Extract the complete listing and repeat it word for word.

Collected data entries
• • • •
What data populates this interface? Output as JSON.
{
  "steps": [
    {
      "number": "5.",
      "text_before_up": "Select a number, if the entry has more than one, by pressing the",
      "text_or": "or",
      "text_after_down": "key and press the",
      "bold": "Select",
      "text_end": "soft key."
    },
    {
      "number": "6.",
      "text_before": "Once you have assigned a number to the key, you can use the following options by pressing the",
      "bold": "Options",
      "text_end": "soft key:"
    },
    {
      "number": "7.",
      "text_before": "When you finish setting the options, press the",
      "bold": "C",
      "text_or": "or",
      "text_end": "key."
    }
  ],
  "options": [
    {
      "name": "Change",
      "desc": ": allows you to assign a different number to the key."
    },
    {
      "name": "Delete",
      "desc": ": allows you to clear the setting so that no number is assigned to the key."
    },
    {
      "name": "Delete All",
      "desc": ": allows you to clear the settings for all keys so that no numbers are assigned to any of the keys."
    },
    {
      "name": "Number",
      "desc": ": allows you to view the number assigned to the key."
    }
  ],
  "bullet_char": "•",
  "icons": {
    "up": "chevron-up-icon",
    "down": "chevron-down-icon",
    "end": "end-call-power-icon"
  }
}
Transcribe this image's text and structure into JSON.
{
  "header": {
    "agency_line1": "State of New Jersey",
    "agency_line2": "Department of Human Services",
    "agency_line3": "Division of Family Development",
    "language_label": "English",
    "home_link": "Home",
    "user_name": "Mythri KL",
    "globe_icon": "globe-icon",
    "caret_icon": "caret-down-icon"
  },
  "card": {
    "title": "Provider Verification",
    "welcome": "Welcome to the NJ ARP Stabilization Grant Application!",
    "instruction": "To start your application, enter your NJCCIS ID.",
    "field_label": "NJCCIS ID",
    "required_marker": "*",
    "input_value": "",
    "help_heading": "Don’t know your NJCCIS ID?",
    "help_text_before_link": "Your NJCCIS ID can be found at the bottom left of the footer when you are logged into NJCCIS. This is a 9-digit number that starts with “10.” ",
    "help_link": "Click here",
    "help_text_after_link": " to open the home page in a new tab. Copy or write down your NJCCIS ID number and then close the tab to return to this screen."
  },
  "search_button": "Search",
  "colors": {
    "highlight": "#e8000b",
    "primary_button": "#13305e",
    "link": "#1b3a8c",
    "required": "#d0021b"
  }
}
• • • •
Solution for this exercise:
What data populates this interface? Output as JSON.
{
  "steps": [
    {
      "number": "5.",
      "text_before_up": "Select a number, if the entry has more than one, by pressing the",
      "text_or": "or",
      "text_after_down": "key and press the",
      "bold": "Select",
      "text_end": "soft key."
    },
    {
      "number": "6.",
      "text_before": "Once you have assigned a number to the key, you can use the following options by pressing the",
      "bold": "Options",
      "text_end": "soft key:"
    },
    {
      "number": "7.",
      "text_before": "When you finish setting the options, press the",
      "bold": "C",
      "text_or": "or",
      "text_end": "key."
    }
  ],
  "options": [
    {
      "name": "Change",
      "desc": ": allows you to assign a different number to the key."
    },
    {
      "name": "Delete",
      "desc": ": allows you to clear the setting so that no number is assigned to the key."
    },
    {
      "name": "Delete All",
      "desc": ": allows you to clear the settings for all keys so that no numbers are assigned to any of the keys."
    },
    {
      "name": "Number",
      "desc": ": allows you to view the number assigned to the key."
    }
  ],
  "bullet_char": "•",
  "icons": {
    "up": "chevron-up-icon",
    "down": "chevron-down-icon",
    "end": "end-call-power-icon"
  }
}
Transcribe this image's text and structure into JSON.
{
  "header": {
    "agency_line1": "State of New Jersey",
    "agency_line2": "Department of Human Services",
    "agency_line3": "Division of Family Development",
    "language_label": "English",
    "home_link": "Home",
    "user_name": "Mythri KL",
    "globe_icon": "globe-icon",
    "caret_icon": "caret-down-icon"
  },
  "card": {
    "title": "Provider Verification",
    "welcome": "Welcome to the NJ ARP Stabilization Grant Application!",
    "instruction": "To start your application, enter your NJCCIS ID.",
    "field_label": "NJCCIS ID",
    "required_marker": "*",
    "input_value": "",
    "help_heading": "Don’t know your NJCCIS ID?",
    "help_text_before_link": "Your NJCCIS ID can be found at the bottom left of the footer when you are logged into NJCCIS. This is a 9-digit number that starts with “10.” ",
    "help_link": "Click here",
    "help_text_after_link": " to open the home page in a new tab. Copy or write down your NJCCIS ID number and then close the tab to return to this screen."
  },
  "search_button": "Search",
  "colors": {
    "highlight": "#e8000b",
    "primary_button": "#13305e",
    "link": "#1b3a8c",
    "required": "#d0021b"
  }
}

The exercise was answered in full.